--- What to produce ---
Your answer should be one number: the count of lines in these entries that hold the word "погребение".

(Saved entries)
******

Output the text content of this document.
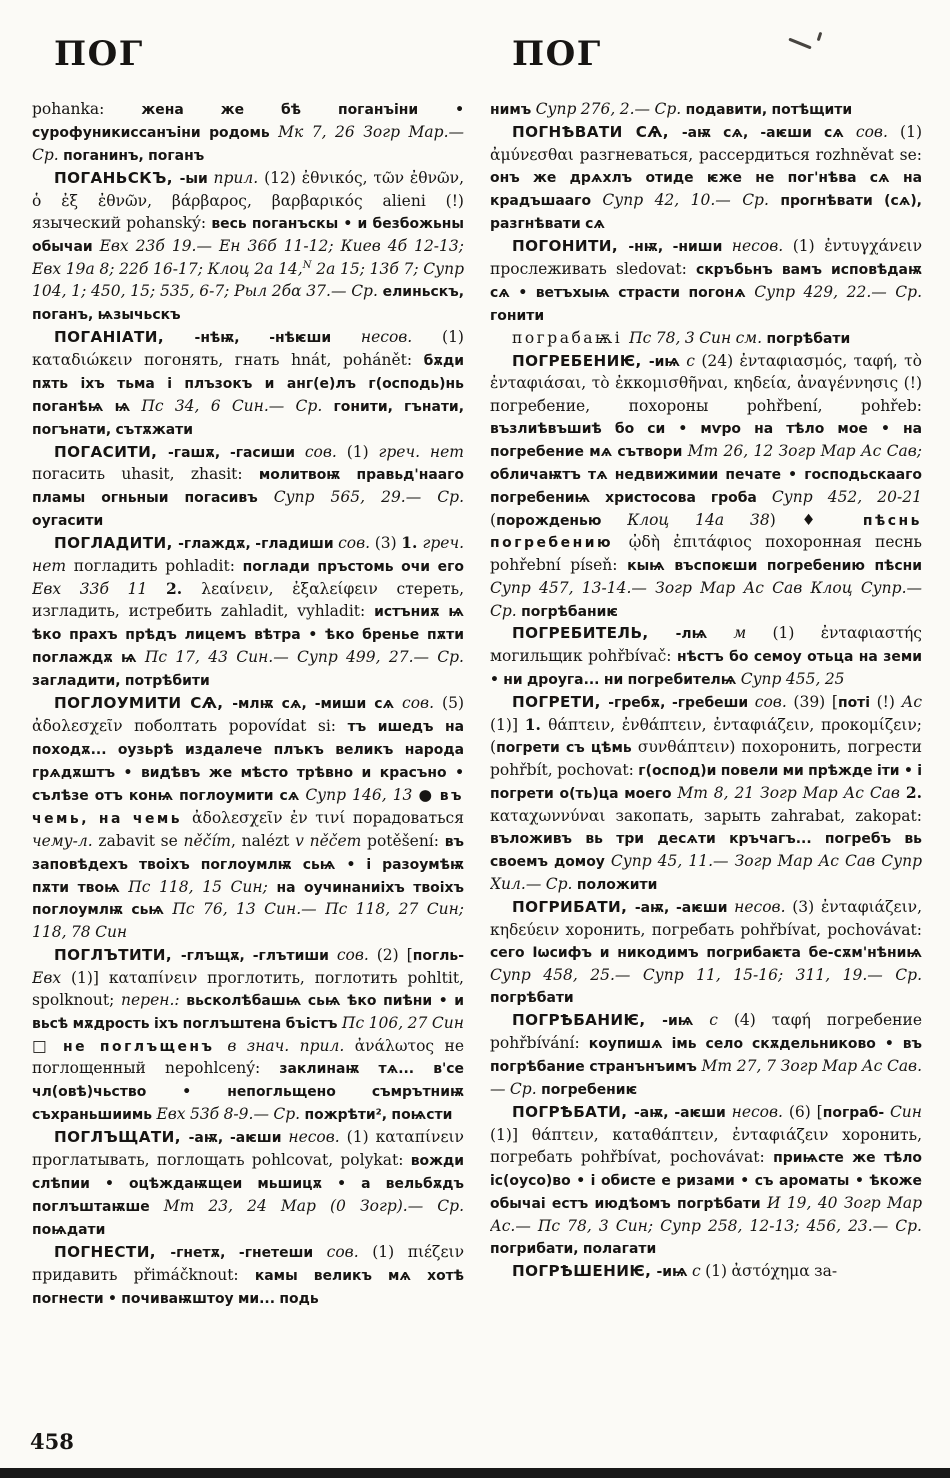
ПОГ

pohanka: жена же бѣ поганъіни • сурофуникиссанъіни родомь Мк 7, 26 Зогр Мар.— Ср. поганинъ, поганъ

ПОГАНЬСКЪ, -ыи прил. (12) ἐθνικός, τῶν ἐθνῶν, ὁ ἐξ ἐθνῶν, βάρβαρος, βαρβαρικός alieni (!) языческий pohanský: весь поганъскы • и безбожьны обычаи Евх 23б 19.— Ен 36б 11-12; Киев 4б 12-13; Евх 19а 8; 22б 16-17; Клоц 2а 14,$^N$ 2а 15; 13б 7; Супр 104, 1; 450, 15; 535, 6-7; Рыл 2бα 37.— Ср. елиньскъ, поганъ, ѩзычьскъ

ПОГАНІАТИ, -нѣѭ, -нѣѥши несов. (1) καταδιώκειν погонять, гнать hnát, pohánět: бѫди пѫть іхъ тьма і плъзокъ и анг(е)лъ г(осподь)нь поганѣѩ ѩ Пс 34, 6 Син.— Ср. гонити, гънати, погънати, сътѫжати

ПОГАСИТИ, -гашѫ, -гасиши сов. (1) греч. нет погасить uhasit, zhasit: молитвоѭ правьд'нааго пламы огньныи погасивъ Супр 565, 29.— Ср. оугасити

ПОГЛАДИТИ, -глаждѫ, -гладиши сов. (3) 1. греч. нет погладить pohladit: поглади пръстомь очи его Евх 33б 11 2. λεαίνειν, ἐξαλείφειν стереть, изгладить, истребить zahladit, vyhladit: истъниѫ ѩ ѣко прахъ прѣдъ лицемъ вѣтра • ѣко бренье пѫти поглаждѫ ѩ Пс 17, 43 Син.— Супр 499, 27.— Ср. загладити, потрѣбити

ПОГЛОУМИТИ СѦ, -млѭ сѧ, -миши сѧ сов. (5) ἀδολεσχεῖν поболтать popovídat si: тъ ишедъ на походѫ... оузьрѣ издалече плъкъ великъ народа грѧдѫштъ • видѣвъ же мѣсто трѣвно и красъно • сълѣзе отъ конѩ поглоумити сѧ Супр 146, 13 ● въ чемь, на чемь ἀδολεσχεῖν ἐν τινί порадоваться чему-л. zabavit se něčím, nalézt v něčem potěšení: въ заповѣдехъ твоіхъ поглоумлѭ сьѩ • і разоумѣѭ пѫти твоѩ Пс 118, 15 Син; на оучинаниіхъ твоіхъ поглоумлѭ сьѩ Пс 76, 13 Син.— Пс 118, 27 Син; 118, 78 Син

ПОГЛЪТИТИ, -глъщѫ, -глътиши сов. (2) [погль- Евх (1)] καταπίνειν проглотить, поглотить pohltit, spolknout; перен.: вьсколѣбашѩ сьѩ ѣко пиѣни • и вьсѣ мѫдрость іхъ поглъштена бъістъ Пс 106, 27 Син □ не поглъщенъ в знач. прил. ἀνάλωτος не поглощенный nepohlcený: заклинаѭ тѧ... в'се чл(овѣ)чьство • непогльщено съмрътниѭ съхраньшиимь Евх 53б 8-9.— Ср. пожрѣти², поѩсти

ПОГЛЪЩАТИ, -аѭ, -аѥши несов. (1) καταπίνειν проглатывать, поглощать pohlcovat, polykat: вожди слѣпии • оцѣждаѭщеи мьшицѫ • а вельбѫдъ поглъштаѭше Мт 23, 24 Мар (0 Зогр).— Ср. поѩдати

ПОГНЕСТИ, -гнетѫ, -гнетеши сов. (1) πιέζειν придавить přimáčknout: камы великъ мѧ хотѣ погнести • почиваѭштоу ми... подь

ПОГ

нимъ Супр 276, 2.— Ср. подавити, потѣщити

ПОГНѢВАТИ СѦ, -аѭ сѧ, -аѥши сѧ сов. (1) ἀμύνεσθαι разгневаться, рассердиться rozhněvat se: онъ же дрѧхлъ отиде ѥже не пог'нѣва сѧ на крадъшааго Супр 42, 10.— Ср. прогнѣвати (сѧ), разгнѣвати сѧ

ПОГОНИТИ, -нѭ, -ниши несов. (1) ἐντυγχάνειν прослеживать sledovat: скръбьнъ вамъ исповѣдаѭ сѧ • ветъхыѩ страсти погонѧ Супр 429, 22.— Ср. гонити

пограбаѭі Пс 78, 3 Син см. погрѣбати

ПОГРЕБЕНИѤ, -иѩ с (24) ἐνταφιασμός, ταφή, τὸ ἐνταφιάσαι, τὸ ἐκκομισθῆναι, κηδεία, ἀναγέννησις (!) погребение, похороны pohřbení, pohřeb: възлиѣвъшиѣ бо си • мѵро на тѣло мое • на погребение мѧ сътвори Мт 26, 12 Зогр Мар Ас Сав; обличаѭтъ тѧ недвижимии печате • господьскааго погребениѩ христосова гроба Супр 452, 20-21 (порожденью Клоц 14а 38) ♦ пѣснь погребению ᾠδὴ ἐπιτάφιος похоронная песнь pohřební píseň: кыѩ въспоѥши погребению пѣсни Супр 457, 13-14.— Зогр Мар Ас Сав Клоц Супр.— Ср. погрѣбаниѥ

ПОГРЕБИТЕЛЬ, -лѩ м (1) ἐνταφιαστής могильщик pohřbívač: нѣстъ бо семоу отьца на земи • ни дроуга... ни погребителѩ Супр 455, 25

ПОГРЕТИ, -гребѫ, -гребеши сов. (39) [поті (!) Ас (1)] 1. θάπτειν, ἐνθάπτειν, ἐνταφιάζειν, προκομίζειν; (погрети съ цѣмь συνθάπτειν) похоронить, погрести pohřbít, pochovat: г(оспод)и повели ми прѣжде іти • і погрети о(ть)ца моего Мт 8, 21 Зогр Мар Ас Сав 2. καταχωννύναι закопать, зарыть zahrabat, zakopat: въложивъ вь три десѧти кръчагъ... погребъ вь своемъ домоу Супр 45, 11.— Зогр Мар Ас Сав Супр Хил.— Ср. положити

ПОГРИБАТИ, -аѭ, -аѥши несов. (3) ἐνταφιάζειν, κηδεύειν хоронить, погребать pohřbívat, pochovávat: сего Іѡсифъ и никодимъ погрибаѥта бе-сѫм'нѣниѩ Супр 458, 25.— Супр 11, 15-16; 311, 19.— Ср. погрѣбати

ПОГРѢБАНИѤ, -иѩ с (4) ταφή погребение pohřbívání: коупишѧ імь село скѫдельниково • въ погрѣбание странънъимъ Мт 27, 7 Зогр Мар Ас Сав.— Ср. погребениѥ

ПОГРѢБАТИ, -аѭ, -аѥши несов. (6) [пограб- Син (1)] θάπτειν, καταθάπτειν, ἐνταφιάζειν хоронить, погребать pohřbívat, pochovávat: приѩсте же тѣло іс(оусо)во • і обисте е ризами • съ ароматы • ѣкоже обычаі естъ июдѣомъ погрѣбати И 19, 40 Зогр Мар Ас.— Пс 78, 3 Син; Супр 258, 12-13; 456, 23.— Ср. погрибати, полагати

ПОГРѢШЕНИѤ, -иѩ с (1) ἀστόχημα за-

458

******

--- Result for this exercise ---
2